Text passage: Begin

Title: Navy Lieutenant, World War I
Birthdate: September 10, 1878
Death Date: November 28, 1937
Plot Location: Naval 5, Row 3, Grave 4
Cruise ships returning to port with passengers sickened by a “stomach bug” seem to be a frequent occurrence. The pandemic of 2020 had a devastating impact on the cruise industry and deadly consequences around the world, but it was even worse during the 1918 pandemic.
Now imagine being in a war, on a crowded troop ship in the North Atlantic past the point of no return, hunted by German submarines, with more than a thousand fellow passengers and crew members stricken with a contagious virus that some were calling “the purple death.”
That’s what Navy Lieutenant Max Bayer survived during one of his nearly three dozen trans-Atlantic trips during World War I. Serving in the Navy was his life’s work since he first enlisted in 1902.

Text passage: End

- [Exercise instructions]:
(a) According to the profile, in what year did Max Bayer first enlist in the Navy?
(b) Reproduce the passage of the profile starting at "Title: Navy Lieutenant, World" and ending at "enlisted in 1902.", substituting "transport vessel" for "troop ship".
(c) List every year mentioned in the profile, in the order in which they appear.
Rely on the profile alone for the answers.

Recorded information: Begin

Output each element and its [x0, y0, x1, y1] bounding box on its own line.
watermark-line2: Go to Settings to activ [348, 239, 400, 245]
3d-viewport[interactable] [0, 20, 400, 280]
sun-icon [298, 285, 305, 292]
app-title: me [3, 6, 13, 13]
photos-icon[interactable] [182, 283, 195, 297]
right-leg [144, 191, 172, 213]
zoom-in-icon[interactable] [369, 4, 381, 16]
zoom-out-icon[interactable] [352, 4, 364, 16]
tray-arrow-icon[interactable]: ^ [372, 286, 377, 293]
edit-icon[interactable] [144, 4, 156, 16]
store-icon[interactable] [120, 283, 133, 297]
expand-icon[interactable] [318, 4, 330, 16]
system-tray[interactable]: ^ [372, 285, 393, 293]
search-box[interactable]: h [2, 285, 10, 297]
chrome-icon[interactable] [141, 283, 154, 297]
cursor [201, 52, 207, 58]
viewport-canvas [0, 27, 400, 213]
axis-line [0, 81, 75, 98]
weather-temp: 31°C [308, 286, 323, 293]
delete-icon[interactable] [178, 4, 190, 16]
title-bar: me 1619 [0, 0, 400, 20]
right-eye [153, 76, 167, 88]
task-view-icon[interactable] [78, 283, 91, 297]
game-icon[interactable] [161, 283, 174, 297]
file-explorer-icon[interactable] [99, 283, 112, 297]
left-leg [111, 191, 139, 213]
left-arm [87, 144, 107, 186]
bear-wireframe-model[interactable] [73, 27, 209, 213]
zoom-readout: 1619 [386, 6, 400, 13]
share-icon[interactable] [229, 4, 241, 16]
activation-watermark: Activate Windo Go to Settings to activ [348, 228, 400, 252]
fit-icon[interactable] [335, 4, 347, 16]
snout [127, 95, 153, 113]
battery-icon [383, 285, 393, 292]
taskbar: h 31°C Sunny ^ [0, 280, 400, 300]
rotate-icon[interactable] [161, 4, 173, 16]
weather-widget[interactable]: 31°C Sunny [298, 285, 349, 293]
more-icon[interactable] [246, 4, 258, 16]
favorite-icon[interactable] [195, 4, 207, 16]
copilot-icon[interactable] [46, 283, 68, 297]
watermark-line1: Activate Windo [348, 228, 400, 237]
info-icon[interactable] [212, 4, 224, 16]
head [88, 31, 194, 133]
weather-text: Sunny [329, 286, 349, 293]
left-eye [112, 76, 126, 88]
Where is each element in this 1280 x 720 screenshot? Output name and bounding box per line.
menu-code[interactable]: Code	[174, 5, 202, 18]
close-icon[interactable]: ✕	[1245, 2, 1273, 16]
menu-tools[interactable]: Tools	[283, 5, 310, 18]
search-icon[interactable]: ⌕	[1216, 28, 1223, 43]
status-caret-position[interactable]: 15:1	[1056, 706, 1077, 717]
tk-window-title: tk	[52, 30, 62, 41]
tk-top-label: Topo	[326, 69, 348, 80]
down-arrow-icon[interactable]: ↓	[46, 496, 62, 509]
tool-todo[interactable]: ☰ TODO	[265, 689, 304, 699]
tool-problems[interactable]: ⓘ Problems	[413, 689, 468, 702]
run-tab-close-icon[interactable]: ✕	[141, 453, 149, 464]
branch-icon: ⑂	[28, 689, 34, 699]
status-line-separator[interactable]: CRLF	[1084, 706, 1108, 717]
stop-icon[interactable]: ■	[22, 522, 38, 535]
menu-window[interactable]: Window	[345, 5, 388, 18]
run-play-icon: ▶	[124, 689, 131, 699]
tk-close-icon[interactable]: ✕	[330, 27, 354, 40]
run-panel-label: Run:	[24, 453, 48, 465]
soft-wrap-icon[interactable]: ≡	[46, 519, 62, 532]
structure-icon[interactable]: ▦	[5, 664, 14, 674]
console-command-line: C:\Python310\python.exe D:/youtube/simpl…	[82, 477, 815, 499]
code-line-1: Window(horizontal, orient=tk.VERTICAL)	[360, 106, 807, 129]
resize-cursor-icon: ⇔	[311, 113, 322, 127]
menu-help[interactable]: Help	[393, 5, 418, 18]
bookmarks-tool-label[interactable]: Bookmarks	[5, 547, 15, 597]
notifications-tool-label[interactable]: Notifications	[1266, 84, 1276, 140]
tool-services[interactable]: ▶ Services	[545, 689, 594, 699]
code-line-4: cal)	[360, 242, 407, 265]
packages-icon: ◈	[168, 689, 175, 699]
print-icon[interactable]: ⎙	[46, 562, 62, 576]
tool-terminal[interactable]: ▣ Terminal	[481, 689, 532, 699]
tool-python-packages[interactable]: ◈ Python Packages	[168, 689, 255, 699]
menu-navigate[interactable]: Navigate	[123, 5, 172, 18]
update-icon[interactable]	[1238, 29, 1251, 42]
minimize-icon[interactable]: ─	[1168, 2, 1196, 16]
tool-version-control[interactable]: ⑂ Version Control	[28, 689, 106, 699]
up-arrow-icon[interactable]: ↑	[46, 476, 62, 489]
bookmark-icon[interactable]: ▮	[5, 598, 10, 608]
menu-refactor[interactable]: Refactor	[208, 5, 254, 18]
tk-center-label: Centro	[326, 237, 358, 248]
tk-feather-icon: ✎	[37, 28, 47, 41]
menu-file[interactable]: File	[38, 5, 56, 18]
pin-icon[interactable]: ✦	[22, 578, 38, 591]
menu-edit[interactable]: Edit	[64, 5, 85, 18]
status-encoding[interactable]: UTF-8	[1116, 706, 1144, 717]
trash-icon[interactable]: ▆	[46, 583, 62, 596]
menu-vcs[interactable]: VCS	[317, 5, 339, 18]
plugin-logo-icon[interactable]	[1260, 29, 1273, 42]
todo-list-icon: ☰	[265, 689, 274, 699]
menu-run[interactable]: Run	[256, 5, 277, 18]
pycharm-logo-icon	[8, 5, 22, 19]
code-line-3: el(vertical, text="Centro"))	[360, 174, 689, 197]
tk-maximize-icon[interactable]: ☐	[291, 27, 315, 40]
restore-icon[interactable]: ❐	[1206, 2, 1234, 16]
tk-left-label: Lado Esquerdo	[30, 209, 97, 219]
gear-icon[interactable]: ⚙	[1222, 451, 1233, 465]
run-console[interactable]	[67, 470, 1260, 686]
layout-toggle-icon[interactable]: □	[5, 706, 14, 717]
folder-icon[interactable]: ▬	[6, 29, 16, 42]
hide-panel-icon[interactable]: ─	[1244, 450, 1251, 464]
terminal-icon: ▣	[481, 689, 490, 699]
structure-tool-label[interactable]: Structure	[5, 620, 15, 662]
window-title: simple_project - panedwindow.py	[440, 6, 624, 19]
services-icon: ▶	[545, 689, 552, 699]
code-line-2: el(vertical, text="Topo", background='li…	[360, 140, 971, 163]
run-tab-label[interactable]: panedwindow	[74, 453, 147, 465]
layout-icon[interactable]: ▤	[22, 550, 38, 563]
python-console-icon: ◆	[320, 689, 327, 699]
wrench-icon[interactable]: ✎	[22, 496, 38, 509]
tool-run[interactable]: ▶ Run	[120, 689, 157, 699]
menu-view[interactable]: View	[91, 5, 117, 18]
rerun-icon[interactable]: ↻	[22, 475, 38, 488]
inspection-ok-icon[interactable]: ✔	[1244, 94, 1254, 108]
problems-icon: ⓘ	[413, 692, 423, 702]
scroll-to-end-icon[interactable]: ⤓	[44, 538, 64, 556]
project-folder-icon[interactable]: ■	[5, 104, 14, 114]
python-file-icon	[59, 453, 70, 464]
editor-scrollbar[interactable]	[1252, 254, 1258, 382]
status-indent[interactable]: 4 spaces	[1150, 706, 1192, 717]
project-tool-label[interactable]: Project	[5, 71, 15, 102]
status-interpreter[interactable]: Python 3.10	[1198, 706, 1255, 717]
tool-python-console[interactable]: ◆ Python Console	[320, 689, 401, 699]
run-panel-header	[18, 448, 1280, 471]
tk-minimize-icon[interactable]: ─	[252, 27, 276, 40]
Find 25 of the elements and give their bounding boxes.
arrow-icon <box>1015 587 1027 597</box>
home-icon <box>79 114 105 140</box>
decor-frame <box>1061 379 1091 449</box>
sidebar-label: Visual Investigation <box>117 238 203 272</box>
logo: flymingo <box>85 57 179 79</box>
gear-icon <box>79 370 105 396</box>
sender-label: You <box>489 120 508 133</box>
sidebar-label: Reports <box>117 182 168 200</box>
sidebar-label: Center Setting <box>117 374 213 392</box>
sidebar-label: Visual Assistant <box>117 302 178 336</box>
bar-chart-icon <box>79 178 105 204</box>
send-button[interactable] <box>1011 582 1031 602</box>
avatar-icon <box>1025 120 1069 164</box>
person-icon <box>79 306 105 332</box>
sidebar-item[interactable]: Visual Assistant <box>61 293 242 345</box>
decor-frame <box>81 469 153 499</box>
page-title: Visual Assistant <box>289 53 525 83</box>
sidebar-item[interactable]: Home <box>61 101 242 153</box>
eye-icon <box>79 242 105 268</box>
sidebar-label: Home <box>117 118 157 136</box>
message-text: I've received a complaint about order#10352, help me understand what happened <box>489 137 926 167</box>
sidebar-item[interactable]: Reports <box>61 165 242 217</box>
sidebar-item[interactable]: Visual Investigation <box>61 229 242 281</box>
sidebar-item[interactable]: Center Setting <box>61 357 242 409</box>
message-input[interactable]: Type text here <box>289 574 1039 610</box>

Recorded information: End

- [Task results]:
(a) 1902

(b)
Title: Navy Lieutenant, World War I
Birthdate: September 10, 1878
Death Date: November 28, 1937
Plot Location: Naval 5, Row 3, Grave 4
Cruise ships returning to port with passengers sickened by a “stomach bug” seem to be a frequent occurrence. The pandemic of 2020 had a devastating impact on the cruise industry and deadly consequences around the world, but it was even worse during the 1918 pandemic.
Now imagine being in a war, on a crowded transport vessel in the North Atlantic past the point of no return, hunted by German submarines, with more than a thousand fellow passengers and crew members stricken with a contagious virus that some were calling “the purple death.”
That’s what Navy Lieutenant Max Bayer survived during one of his nearly three dozen trans-Atlantic trips during World War I. Serving in the Navy was his life’s work since he first enlisted in 1902.

(c) 1878, 1937, 2020, 1918, 1902